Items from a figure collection
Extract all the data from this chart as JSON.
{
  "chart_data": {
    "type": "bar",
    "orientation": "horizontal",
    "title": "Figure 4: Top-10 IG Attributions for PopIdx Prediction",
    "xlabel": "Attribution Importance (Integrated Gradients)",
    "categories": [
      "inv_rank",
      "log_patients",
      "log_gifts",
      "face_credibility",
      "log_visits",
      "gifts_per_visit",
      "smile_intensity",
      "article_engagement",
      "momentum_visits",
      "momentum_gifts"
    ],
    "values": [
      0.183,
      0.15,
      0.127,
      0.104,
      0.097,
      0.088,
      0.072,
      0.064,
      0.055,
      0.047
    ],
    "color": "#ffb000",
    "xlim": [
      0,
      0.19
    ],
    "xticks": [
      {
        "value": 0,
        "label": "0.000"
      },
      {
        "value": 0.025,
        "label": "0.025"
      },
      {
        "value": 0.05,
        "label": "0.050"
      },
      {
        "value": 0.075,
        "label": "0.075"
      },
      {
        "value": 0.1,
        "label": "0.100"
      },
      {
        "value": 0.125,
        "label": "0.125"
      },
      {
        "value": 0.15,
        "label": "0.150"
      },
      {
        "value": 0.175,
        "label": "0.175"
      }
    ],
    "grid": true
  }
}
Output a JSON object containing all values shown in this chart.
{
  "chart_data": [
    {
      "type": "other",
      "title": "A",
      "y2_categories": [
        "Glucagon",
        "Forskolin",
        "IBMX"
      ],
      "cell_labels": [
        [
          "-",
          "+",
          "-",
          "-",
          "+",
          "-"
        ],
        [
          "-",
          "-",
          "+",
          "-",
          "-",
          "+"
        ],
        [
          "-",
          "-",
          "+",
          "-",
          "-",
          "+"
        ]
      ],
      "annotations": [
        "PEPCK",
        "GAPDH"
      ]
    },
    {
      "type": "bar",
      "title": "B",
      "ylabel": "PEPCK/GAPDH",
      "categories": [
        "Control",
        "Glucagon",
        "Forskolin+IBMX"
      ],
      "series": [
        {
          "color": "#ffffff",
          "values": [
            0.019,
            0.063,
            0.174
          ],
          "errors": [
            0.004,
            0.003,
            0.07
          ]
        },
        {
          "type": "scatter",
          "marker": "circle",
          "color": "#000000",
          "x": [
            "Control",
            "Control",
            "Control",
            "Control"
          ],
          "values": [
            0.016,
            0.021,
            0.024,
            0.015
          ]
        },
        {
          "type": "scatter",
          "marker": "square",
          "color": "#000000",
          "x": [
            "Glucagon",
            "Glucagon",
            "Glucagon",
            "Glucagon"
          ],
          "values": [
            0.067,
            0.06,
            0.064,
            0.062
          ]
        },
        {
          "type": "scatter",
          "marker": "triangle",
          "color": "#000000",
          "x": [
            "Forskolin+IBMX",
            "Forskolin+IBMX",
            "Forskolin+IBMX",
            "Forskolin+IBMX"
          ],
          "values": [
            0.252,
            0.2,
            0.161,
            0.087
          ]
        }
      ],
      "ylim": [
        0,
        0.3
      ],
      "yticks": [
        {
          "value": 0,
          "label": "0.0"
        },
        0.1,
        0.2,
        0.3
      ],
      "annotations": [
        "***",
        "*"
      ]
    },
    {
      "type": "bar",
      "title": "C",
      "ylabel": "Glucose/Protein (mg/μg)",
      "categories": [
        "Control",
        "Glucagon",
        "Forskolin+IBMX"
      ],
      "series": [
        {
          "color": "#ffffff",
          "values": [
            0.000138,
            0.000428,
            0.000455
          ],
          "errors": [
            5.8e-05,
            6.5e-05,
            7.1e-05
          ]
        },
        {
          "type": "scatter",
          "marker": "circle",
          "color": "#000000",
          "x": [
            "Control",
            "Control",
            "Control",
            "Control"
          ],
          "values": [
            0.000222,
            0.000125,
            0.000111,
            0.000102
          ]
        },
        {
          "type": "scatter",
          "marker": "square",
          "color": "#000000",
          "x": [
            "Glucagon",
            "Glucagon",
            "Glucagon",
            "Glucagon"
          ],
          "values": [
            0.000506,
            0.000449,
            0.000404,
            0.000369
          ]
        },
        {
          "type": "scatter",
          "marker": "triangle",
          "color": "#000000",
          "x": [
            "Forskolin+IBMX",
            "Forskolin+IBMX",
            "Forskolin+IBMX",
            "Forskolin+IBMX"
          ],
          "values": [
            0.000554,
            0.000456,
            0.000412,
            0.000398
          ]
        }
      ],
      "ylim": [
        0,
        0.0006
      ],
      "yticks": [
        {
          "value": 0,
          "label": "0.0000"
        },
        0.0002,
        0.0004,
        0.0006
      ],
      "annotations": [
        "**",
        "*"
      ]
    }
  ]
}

# What is expected
Every record is to be written out verbatim.

# Written reply
Extract all the data from this chart as JSON.
{
  "chart_data": {
    "type": "bar",
    "orientation": "horizontal",
    "title": "Figure 4: Top-10 IG Attributions for PopIdx Prediction",
    "xlabel": "Attribution Importance (Integrated Gradients)",
    "categories": [
      "inv_rank",
      "log_patients",
      "log_gifts",
      "face_credibility",
      "log_visits",
      "gifts_per_visit",
      "smile_intensity",
      "article_engagement",
      "momentum_visits",
      "momentum_gifts"
    ],
    "values": [
      0.183,
      0.15,
      0.127,
      0.104,
      0.097,
      0.088,
      0.072,
      0.064,
      0.055,
      0.047
    ],
    "color": "#ffb000",
    "xlim": [
      0,
      0.19
    ],
    "xticks": [
      {
        "value": 0,
        "label": "0.000"
      },
      {
        "value": 0.025,
        "label": "0.025"
      },
      {
        "value": 0.05,
        "label": "0.050"
      },
      {
        "value": 0.075,
        "label": "0.075"
      },
      {
        "value": 0.1,
        "label": "0.100"
      },
      {
        "value": 0.125,
        "label": "0.125"
      },
      {
        "value": 0.15,
        "label": "0.150"
      },
      {
        "value": 0.175,
        "label": "0.175"
      }
    ],
    "grid": true
  }
}
Output a JSON object containing all values shown in this chart.
{
  "chart_data": [
    {
      "type": "other",
      "title": "A",
      "y2_categories": [
        "Glucagon",
        "Forskolin",
        "IBMX"
      ],
      "cell_labels": [
        [
          "-",
          "+",
          "-",
          "-",
          "+",
          "-"
        ],
        [
          "-",
          "-",
          "+",
          "-",
          "-",
          "+"
        ],
        [
          "-",
          "-",
          "+",
          "-",
          "-",
          "+"
        ]
      ],
      "annotations": [
        "PEPCK",
        "GAPDH"
      ]
    },
    {
      "type": "bar",
      "title": "B",
      "ylabel": "PEPCK/GAPDH",
      "categories": [
        "Control",
        "Glucagon",
        "Forskolin+IBMX"
      ],
      "series": [
        {
          "color": "#ffffff",
          "values": [
            0.019,
            0.063,
            0.174
          ],
          "errors": [
            0.004,
            0.003,
            0.07
          ]
        },
        {
          "type": "scatter",
          "marker": "circle",
          "color": "#000000",
          "x": [
            "Control",
            "Control",
            "Control",
            "Control"
          ],
          "values": [
            0.016,
            0.021,
            0.024,
            0.015
          ]
        },
        {
          "type": "scatter",
          "marker": "square",
          "color": "#000000",
          "x": [
            "Glucagon",
            "Glucagon",
            "Glucagon",
            "Glucagon"
          ],
          "values": [
            0.067,
            0.06,
            0.064,
            0.062
          ]
        },
        {
          "type": "scatter",
          "marker": "triangle",
          "color": "#000000",
          "x": [
            "Forskolin+IBMX",
            "Forskolin+IBMX",
            "Forskolin+IBMX",
            "Forskolin+IBMX"
          ],
          "values": [
            0.252,
            0.2,
            0.161,
            0.087
          ]
        }
      ],
      "ylim": [
        0,
        0.3
      ],
      "yticks": [
        {
          "value": 0,
          "label": "0.0"
        },
        0.1,
        0.2,
        0.3
      ],
      "annotations": [
        "***",
        "*"
      ]
    },
    {
      "type": "bar",
      "title": "C",
      "ylabel": "Glucose/Protein (mg/μg)",
      "categories": [
        "Control",
        "Glucagon",
        "Forskolin+IBMX"
      ],
      "series": [
        {
          "color": "#ffffff",
          "values": [
            0.000138,
            0.000428,
            0.000455
          ],
          "errors": [
            5.8e-05,
            6.5e-05,
            7.1e-05
          ]
        },
        {
          "type": "scatter",
          "marker": "circle",
          "color": "#000000",
          "x": [
            "Control",
            "Control",
            "Control",
            "Control"
          ],
          "values": [
            0.000222,
            0.000125,
            0.000111,
            0.000102
          ]
        },
        {
          "type": "scatter",
          "marker": "square",
          "color": "#000000",
          "x": [
            "Glucagon",
            "Glucagon",
            "Glucagon",
            "Glucagon"
          ],
          "values": [
            0.000506,
            0.000449,
            0.000404,
            0.000369
          ]
        },
        {
          "type": "scatter",
          "marker": "triangle",
          "color": "#000000",
          "x": [
            "Forskolin+IBMX",
            "Forskolin+IBMX",
            "Forskolin+IBMX",
            "Forskolin+IBMX"
          ],
          "values": [
            0.000554,
            0.000456,
            0.000412,
            0.000398
          ]
        }
      ],
      "ylim": [
        0,
        0.0006
      ],
      "yticks": [
        {
          "value": 0,
          "label": "0.0000"
        },
        0.0002,
        0.0004,
        0.0006
      ],
      "annotations": [
        "**",
        "*"
      ]
    }
  ]
}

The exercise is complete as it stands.